DATASET RECORDS |
## Start

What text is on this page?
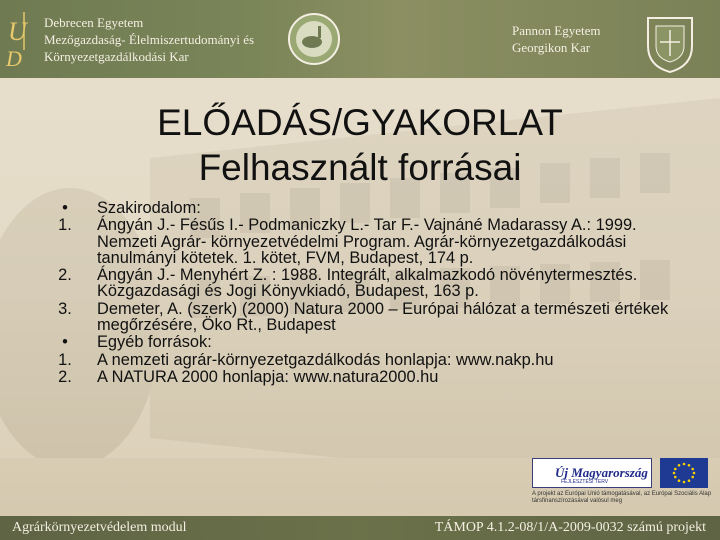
U
D
Debrecen Egyetem
Mezőgazdaság- Élelmiszertudományi és
Környezetgazdálkodási Kar
Pannon Egyetem
Georgikon Kar
ELŐADÁS/GYAKORLAT
Felhasznált forrásai
•	Szakirodalom:
1.	Ángyán J.- Fésűs I.- Podmaniczky L.- Tar F.- Vajnáné Madarassy A.: 1999. Nemzeti Agrár- környezetvédelmi Program. Agrár-környezetgazdálkodási tanulmányi kötetek. 1. kötet, FVM, Budapest, 174 p.
2.	Ángyán J.- Menyhért Z. : 1988. Integrált, alkalmazkodó növénytermesztés. Közgazdasági és Jogi Könyvkiadó, Budapest, 163 p.
3.	Demeter, A. (szerk) (2000) Natura 2000 – Európai hálózat a természeti értékek megőrzésére, Öko Rt., Budapest
•	Egyéb források:
1.	A nemzeti agrár-környezetgazdálkodás honlapja: www.nakp.hu
2.	A NATURA 2000 honlapja: www.natura2000.hu
Új Magyarország
FEJLESZTÉSI TERV
A projekt az Európai Unió támogatásával, az Európai Szociális Alap társfinanszírozásával valósul meg
Agrárkörnyezetvédelem modul	TÁMOP 4.1.2-08/1/A-2009-0032 számú projekt
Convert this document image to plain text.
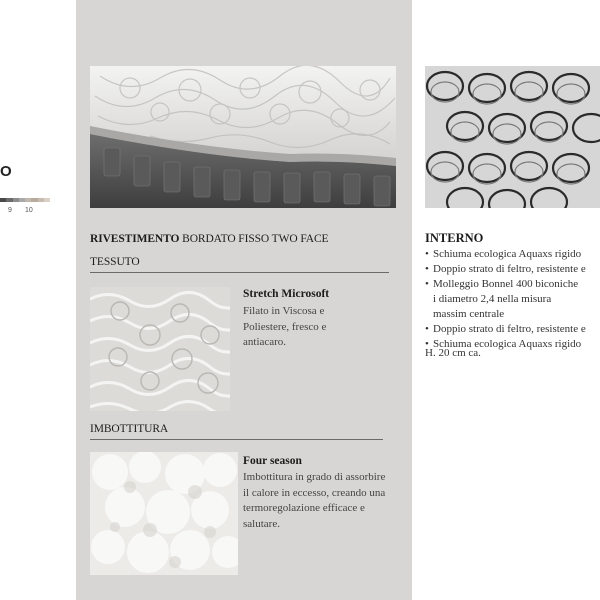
O
9 10
RIVESTIMENTO BORDATO FISSO TWO FACE
TESSUTO
Stretch Microsoft
Filato in Viscosa e Poliestere, fresco e antiacaro.
IMBOTTITURA
Four season
Imbottitura in grado di assorbire il calore in eccesso, creando una termoregolazione efficace e salutare.
INTERNO
• Schiuma ecologica Aquaxs rigido
• Doppio strato di feltro, resistente e
• Molleggio Bonnel 400 biconiche i diametro 2,4 nella misura massim centrale
• Doppio strato di feltro, resistente e
• Schiuma ecologica Aquaxs rigido
H. 20 cm ca.
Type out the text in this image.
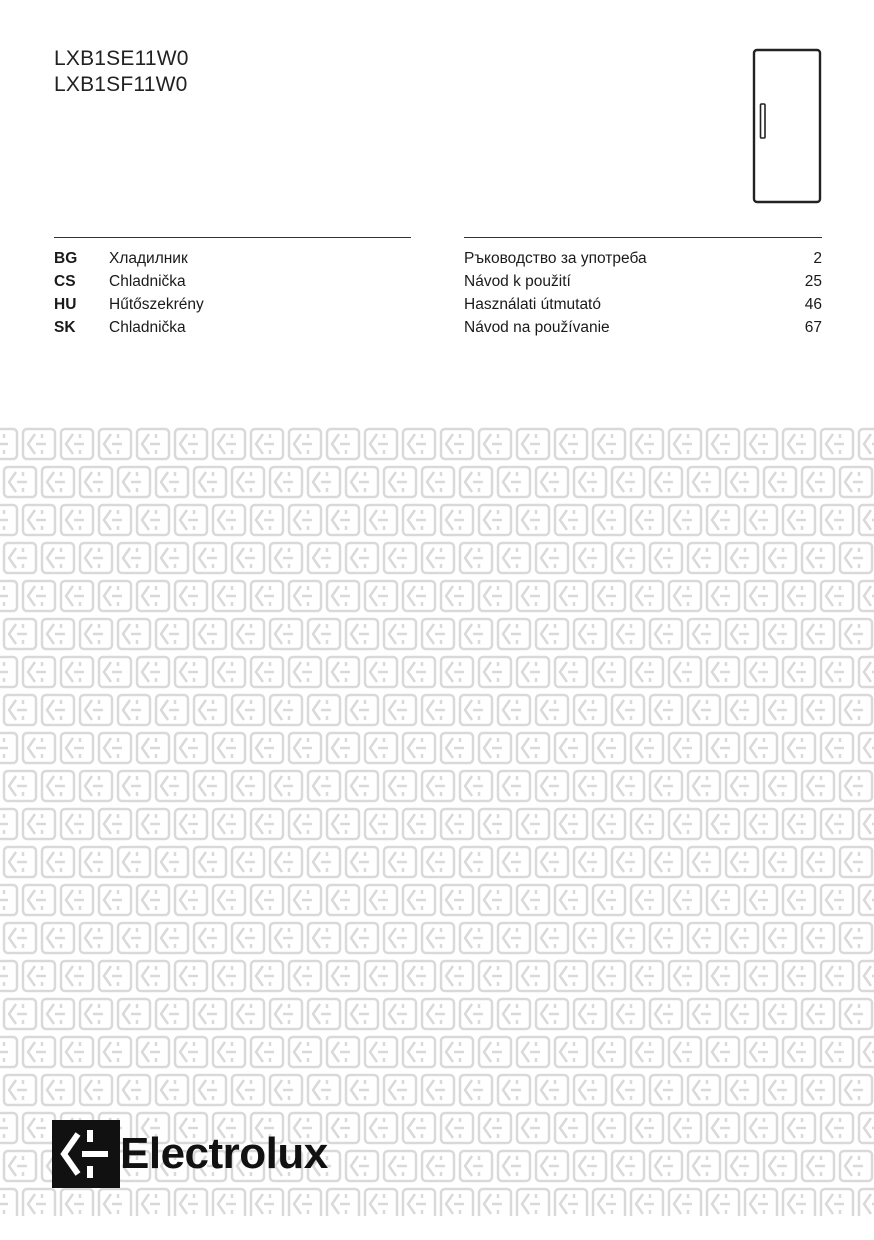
LXB1SE11W0
LXB1SF11W0
BG	Хладилник
CS	Chladnička
HU	Hűtőszekrény
SK	Chladnička
Ръководство за употреба	2
Návod k použití	25
Használati útmutató	46
Návod na používanie	67
Electrolux
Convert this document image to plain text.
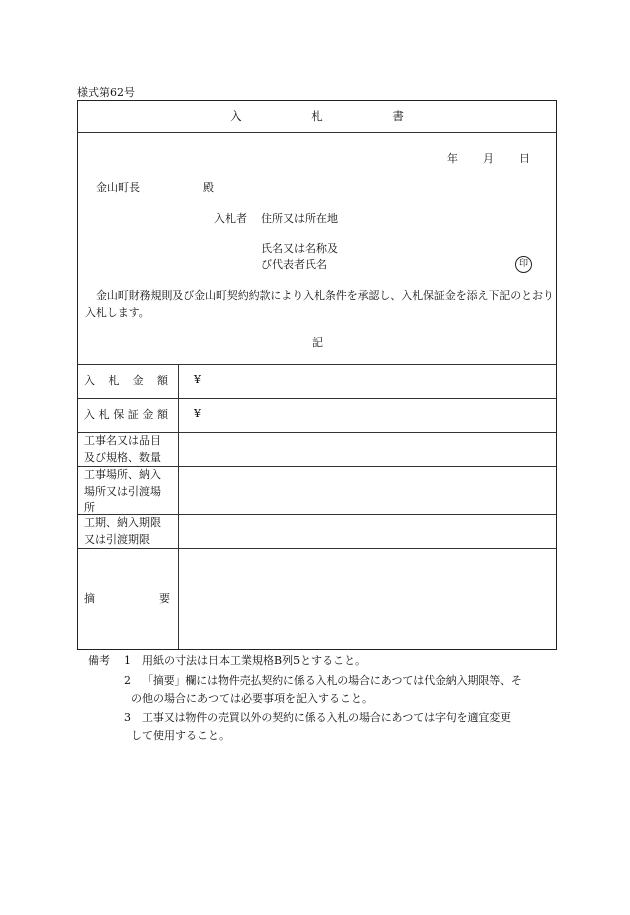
様式第62号
入	札	書
年 月 日
金山町長	殿
入札者 住所又は所在地
氏名又は名称及
び代表者氏名	印
金山町財務規則及び金山町契約約款により入札条件を承認し、入札保証金を添え下記のとおり入札します。
記
入 札 金 額 ¥
入 札 保 証 金 額 ¥
工事名又は品目
及び規格、数量
工事場所、納入
場所又は引渡場
所
工期、納入期限
又は引渡期限
摘	要
備考 1 用紙の寸法は日本工業規格B列5とすること。
2 「摘要」欄には物件売払契約に係る入札の場合にあつては代金納入期限等、そ
の他の場合にあつては必要事項を記入すること。
3 工事又は物件の売買以外の契約に係る入札の場合にあつては字句を適宜変更
して使用すること。
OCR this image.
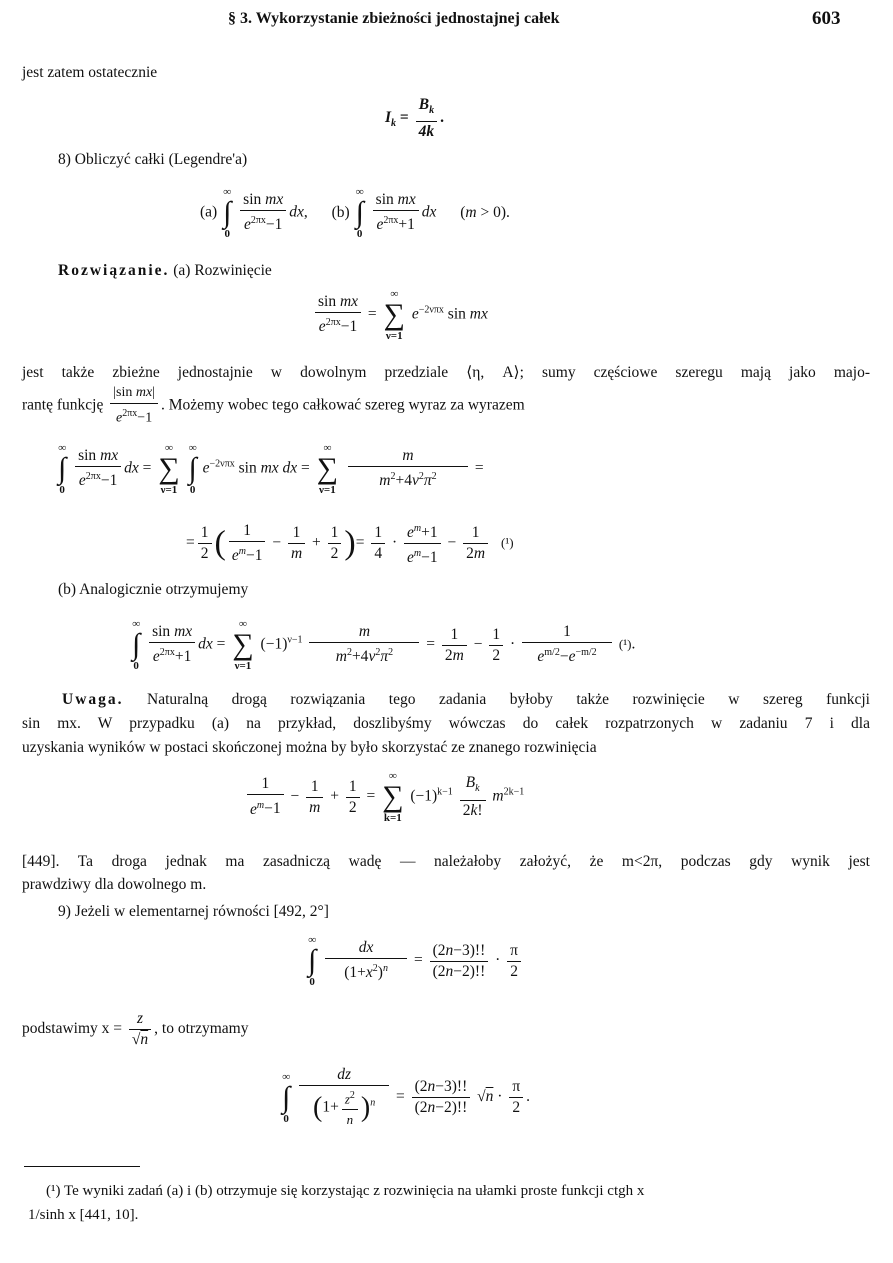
§ 3. Wykorzystanie zbieżności jednostajnej całek	603
jest zatem ostatecznie
$I_k = \frac{B_k}{4k}$ .
8) Obliczyć całki (Legendre'a)
(a)
∞
∫
0
$\frac{\text{sin mx}}{e^{2\pi x}-1}$ dx, (b)
∞
∫
0
$\frac{\text{sin mx}}{e^{2\pi x}+1}$ dx (m > 0).
Rozwiązanie. (a) Rozwinięcie
$\frac{\text{sin mx}}{e^{2\pi x}-1}$ =
∞
∑
ν=1
$e^{-2\nu\pi x}$ sin mx
jest także zbieżne jednostajnie w dowolnym przedziale ⟨η, A⟩; sumy częściowe szeregu mają jako majo-
rantę funkcję $\frac{\text{|sin mx|}}{e^{2\pi x}-1}$ . Możemy wobec tego całkować szereg wyraz za wyrazem
∞
∫
0
$\frac{\text{sin mx}}{e^{2\pi x}-1}$ dx =
∞
∑
ν=1

∞
∫
0
$e^{-2\nu\pi x}$ sin mx dx =
∞
∑
ν=1
$\frac{m}{m^2+4\nu^2\pi^2}$ =
= $\frac{1}{2}$ ( $\frac{1}{e^m-1} - \frac{1}{m} + \frac{1}{2}$ )= $\frac{1}{4} \cdot \frac{e^m+1}{e^m-1} - \frac{1}{2m} (^1)$
(b) Analogicznie otrzymujemy
∞
∫
0
$\frac{\text{sin mx}}{e^{2\pi x}+1}$ dx =
∞
∑
ν=1
$(-1)^{\nu-1} \frac{m}{m^2+4\nu^2\pi^2} = \frac{1}{2m} - \frac{1}{2} \cdot \frac{1}{e^{m/2}-e^{-m/2}} (^1)$.
Uwaga. Naturalną drogą rozwiązania tego zadania byłoby także rozwinięcie w szereg funkcji
sin mx. W przypadku (a) na przykład, doszlibyśmy wówczas do całek rozpatrzonych w zadaniu 7 i dla
uzyskania wyników w postaci skończonej można by było skorzystać ze znanego rozwinięcia
$\frac{1}{e^m-1} - \frac{1}{m} + \frac{1}{2}$ =
∞
∑
k=1
$(-1)^{k-1} \frac{B_k}{2k!} m^{2k-1}$
[449]. Ta droga jednak ma zasadniczą wadę — należałoby założyć, że m<2π, podczas gdy wynik jest
prawdziwy dla dowolnego m.
9) Jeżeli w elementarnej równości [492, 2°]
∞
∫
0
$\frac{dx}{(1+x^2)^n} = \frac{(2n-3)!!}{(2n-2)!!} \cdot \frac{\pi}{2}$
podstawimy $x = \frac{z}{√n}$ , to otrzymamy
∞
∫
0
$\frac{dz}{(1+ \frac{z^2}{n} )^n} = \frac{(2n-3)!!}{(2n-2)!!} √n \cdot \frac{\pi}{2}$ .
(¹) Te wyniki zadań (a) i (b) otrzymuje się korzystając z rozwinięcia na ułamki proste funkcji ctgh x
1/sinh x [441, 10].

## End

EXERCISE | Copy every line that contains the string "Ángyán".

RESULT FOR THIS EXERCISE |
1.	Ángyán J.- Fésűs I.- Podmaniczky L.- Tar F.- Vajnáné Madarassy A.: 1999. Nemzeti Agrár- környezetvédelmi Program. Agrár-környezetgazdálkodási tanulmányi kötetek. 1. kötet, FVM, Budapest, 174 p.
2.	Ángyán J.- Menyhért Z. : 1988. Integrált, alkalmazkodó növénytermesztés. Közgazdasági és Jogi Könyvkiadó, Budapest, 163 p.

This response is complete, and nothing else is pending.